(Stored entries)

::::::

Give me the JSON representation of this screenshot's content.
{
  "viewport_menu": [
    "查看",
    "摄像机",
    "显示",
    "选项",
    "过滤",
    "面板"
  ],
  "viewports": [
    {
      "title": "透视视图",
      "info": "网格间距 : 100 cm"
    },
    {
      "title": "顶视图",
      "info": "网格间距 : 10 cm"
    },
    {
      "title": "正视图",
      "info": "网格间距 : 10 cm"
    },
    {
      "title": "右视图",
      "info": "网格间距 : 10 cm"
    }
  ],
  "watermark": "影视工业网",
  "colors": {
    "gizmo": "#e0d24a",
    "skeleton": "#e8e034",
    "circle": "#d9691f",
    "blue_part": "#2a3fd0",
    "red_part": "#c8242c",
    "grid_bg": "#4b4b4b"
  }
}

::::::

Transcribe the data above in full, exactly.

Give me the JSON representation of this screenshot's content.
{
  "viewport_menu": [
    "查看",
    "摄像机",
    "显示",
    "选项",
    "过滤",
    "面板"
  ],
  "viewports": [
    {
      "title": "透视视图",
      "info": "网格间距 : 100 cm"
    },
    {
      "title": "顶视图",
      "info": "网格间距 : 10 cm"
    },
    {
      "title": "正视图",
      "info": "网格间距 : 10 cm"
    },
    {
      "title": "右视图",
      "info": "网格间距 : 10 cm"
    }
  ],
  "watermark": "影视工业网",
  "colors": {
    "gizmo": "#e0d24a",
    "skeleton": "#e8e034",
    "circle": "#d9691f",
    "blue_part": "#2a3fd0",
    "red_part": "#c8242c",
    "grid_bg": "#4b4b4b"
  }
}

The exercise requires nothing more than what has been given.